▸ Task brief: Report the number of lines where the string "JSON" occurs, and write nothing else.

▸ Material for this exercise:
++++++++

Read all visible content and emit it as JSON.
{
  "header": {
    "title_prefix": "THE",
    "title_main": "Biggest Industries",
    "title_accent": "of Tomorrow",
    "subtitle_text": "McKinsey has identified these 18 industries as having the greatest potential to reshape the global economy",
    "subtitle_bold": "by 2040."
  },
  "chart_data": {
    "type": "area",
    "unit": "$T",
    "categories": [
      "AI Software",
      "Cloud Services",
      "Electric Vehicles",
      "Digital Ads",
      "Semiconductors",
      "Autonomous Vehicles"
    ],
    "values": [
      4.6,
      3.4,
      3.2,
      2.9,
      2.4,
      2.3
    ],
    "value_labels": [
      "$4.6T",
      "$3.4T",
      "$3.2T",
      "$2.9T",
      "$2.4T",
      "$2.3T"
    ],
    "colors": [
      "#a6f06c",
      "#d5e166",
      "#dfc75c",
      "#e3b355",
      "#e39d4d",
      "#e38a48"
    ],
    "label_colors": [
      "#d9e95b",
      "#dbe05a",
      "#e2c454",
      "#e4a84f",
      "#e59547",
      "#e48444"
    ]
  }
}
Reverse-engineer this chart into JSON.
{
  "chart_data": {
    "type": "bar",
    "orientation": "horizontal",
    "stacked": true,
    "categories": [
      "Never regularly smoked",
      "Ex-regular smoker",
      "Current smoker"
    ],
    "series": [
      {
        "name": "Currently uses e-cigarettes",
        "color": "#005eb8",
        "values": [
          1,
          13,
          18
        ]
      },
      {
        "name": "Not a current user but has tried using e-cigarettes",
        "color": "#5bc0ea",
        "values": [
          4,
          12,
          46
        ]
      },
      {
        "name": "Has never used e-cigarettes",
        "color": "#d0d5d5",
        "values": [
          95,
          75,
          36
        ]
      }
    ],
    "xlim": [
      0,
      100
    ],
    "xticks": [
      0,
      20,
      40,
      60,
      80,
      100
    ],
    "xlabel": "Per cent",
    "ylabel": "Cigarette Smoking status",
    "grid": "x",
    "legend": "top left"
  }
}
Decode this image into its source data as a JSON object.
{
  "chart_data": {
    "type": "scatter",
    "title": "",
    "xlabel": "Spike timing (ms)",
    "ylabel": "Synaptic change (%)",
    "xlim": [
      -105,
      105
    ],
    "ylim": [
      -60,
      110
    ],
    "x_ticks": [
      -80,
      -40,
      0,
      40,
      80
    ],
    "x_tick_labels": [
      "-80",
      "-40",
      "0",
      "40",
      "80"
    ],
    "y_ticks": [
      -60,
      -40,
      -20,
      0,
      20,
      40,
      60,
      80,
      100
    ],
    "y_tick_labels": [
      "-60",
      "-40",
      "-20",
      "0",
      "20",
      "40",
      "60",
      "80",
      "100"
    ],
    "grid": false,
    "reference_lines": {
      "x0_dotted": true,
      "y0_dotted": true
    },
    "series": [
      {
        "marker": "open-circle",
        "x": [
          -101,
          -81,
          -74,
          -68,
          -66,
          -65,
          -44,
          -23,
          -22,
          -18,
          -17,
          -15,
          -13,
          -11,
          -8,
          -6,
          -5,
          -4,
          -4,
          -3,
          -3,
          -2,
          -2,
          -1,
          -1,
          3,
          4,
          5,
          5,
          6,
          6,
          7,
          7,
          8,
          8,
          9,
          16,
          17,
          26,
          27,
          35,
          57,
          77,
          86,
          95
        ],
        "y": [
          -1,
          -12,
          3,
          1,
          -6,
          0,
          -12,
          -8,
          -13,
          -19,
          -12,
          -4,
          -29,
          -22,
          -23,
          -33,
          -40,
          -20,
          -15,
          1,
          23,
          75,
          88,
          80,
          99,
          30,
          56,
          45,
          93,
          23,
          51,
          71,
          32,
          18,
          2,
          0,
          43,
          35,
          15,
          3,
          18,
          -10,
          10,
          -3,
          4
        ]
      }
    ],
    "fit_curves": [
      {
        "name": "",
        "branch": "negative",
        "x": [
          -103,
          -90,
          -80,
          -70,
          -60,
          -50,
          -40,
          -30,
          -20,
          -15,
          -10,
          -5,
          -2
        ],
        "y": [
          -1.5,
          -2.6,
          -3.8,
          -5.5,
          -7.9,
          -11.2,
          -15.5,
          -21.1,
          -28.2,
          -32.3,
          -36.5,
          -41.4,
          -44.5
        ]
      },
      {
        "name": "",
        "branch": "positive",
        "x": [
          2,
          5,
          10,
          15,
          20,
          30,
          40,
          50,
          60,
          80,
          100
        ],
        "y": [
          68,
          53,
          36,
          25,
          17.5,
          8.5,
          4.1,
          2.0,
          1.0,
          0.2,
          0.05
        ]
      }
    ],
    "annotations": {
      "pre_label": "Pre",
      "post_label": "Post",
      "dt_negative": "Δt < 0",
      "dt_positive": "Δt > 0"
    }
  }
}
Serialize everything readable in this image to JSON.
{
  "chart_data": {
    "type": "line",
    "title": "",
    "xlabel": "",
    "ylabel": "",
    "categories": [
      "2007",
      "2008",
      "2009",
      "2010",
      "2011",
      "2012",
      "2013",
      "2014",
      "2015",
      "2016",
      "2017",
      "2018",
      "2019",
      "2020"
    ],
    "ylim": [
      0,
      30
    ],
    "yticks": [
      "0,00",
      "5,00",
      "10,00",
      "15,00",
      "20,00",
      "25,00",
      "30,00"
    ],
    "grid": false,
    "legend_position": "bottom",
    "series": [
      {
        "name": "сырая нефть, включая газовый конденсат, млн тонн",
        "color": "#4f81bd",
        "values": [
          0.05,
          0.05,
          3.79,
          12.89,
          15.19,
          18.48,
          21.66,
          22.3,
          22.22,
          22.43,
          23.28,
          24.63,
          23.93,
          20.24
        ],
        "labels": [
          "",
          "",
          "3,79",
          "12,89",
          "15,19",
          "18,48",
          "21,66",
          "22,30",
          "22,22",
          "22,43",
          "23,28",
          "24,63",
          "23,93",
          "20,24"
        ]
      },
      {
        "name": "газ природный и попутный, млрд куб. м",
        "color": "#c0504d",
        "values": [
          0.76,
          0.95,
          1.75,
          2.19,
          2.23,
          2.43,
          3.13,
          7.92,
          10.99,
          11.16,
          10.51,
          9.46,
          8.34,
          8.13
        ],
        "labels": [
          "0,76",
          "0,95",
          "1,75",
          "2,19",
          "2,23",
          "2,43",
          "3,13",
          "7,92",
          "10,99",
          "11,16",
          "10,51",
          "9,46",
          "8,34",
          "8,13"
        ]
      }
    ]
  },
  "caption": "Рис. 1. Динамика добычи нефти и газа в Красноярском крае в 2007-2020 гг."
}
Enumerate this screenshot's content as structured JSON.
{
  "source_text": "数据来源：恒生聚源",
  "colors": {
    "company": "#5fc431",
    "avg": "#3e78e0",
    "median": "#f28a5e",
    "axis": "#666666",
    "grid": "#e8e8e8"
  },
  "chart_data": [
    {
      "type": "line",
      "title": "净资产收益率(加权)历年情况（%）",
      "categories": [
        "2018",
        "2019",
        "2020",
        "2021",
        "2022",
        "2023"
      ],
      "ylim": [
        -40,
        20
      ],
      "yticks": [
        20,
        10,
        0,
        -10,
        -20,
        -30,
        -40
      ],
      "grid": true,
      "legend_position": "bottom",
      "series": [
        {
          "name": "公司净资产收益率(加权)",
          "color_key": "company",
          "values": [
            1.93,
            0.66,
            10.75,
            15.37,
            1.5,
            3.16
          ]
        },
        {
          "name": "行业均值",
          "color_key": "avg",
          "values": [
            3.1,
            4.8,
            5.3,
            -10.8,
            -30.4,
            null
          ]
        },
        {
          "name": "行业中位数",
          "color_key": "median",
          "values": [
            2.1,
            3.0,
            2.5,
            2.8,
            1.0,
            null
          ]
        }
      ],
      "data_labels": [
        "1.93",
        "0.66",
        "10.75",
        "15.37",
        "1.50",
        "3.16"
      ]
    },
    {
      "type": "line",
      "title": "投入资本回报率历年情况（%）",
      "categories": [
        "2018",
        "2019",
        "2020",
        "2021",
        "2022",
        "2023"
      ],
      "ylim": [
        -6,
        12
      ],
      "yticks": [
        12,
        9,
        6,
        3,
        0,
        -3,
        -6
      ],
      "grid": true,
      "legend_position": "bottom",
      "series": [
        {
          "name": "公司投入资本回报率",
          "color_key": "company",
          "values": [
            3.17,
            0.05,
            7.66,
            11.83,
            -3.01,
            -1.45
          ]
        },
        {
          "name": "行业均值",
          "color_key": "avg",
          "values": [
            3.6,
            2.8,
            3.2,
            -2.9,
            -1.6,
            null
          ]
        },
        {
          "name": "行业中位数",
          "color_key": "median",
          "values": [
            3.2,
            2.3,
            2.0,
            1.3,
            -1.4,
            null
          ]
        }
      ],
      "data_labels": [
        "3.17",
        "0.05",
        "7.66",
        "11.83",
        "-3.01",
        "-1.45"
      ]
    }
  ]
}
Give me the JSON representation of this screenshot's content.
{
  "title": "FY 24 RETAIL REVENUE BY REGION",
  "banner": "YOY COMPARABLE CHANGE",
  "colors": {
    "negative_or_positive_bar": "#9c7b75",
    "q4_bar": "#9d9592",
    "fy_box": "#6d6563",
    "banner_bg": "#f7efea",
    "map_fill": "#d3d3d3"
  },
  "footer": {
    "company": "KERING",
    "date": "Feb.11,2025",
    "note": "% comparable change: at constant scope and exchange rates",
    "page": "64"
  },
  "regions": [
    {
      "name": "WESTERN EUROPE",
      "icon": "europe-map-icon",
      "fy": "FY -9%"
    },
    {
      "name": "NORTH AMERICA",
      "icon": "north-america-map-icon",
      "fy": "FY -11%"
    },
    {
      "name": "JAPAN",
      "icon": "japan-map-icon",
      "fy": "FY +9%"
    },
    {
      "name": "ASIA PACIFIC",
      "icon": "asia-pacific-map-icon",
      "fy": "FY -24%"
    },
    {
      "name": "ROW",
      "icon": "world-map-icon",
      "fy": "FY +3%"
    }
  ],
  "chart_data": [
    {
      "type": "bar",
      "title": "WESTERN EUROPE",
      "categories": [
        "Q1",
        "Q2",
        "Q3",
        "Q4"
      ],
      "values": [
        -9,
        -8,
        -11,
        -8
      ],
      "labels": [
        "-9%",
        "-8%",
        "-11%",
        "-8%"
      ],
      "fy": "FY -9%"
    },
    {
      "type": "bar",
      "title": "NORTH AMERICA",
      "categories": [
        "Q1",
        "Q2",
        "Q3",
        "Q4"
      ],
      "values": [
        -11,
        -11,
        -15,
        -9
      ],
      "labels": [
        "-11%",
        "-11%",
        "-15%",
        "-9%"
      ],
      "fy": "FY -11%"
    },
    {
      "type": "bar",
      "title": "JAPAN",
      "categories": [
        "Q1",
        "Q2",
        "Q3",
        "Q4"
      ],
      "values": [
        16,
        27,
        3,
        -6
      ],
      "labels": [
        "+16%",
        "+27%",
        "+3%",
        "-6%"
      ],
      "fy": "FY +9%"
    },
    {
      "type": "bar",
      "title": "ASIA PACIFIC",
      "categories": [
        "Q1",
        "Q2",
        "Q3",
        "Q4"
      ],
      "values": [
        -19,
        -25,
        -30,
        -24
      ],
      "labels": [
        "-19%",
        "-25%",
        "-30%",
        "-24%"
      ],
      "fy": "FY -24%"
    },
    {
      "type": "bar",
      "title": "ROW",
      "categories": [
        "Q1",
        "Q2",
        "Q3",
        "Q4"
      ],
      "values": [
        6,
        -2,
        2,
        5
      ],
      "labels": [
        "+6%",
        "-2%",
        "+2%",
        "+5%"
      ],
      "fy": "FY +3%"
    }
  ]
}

++++++++

▸ Worked solution: 6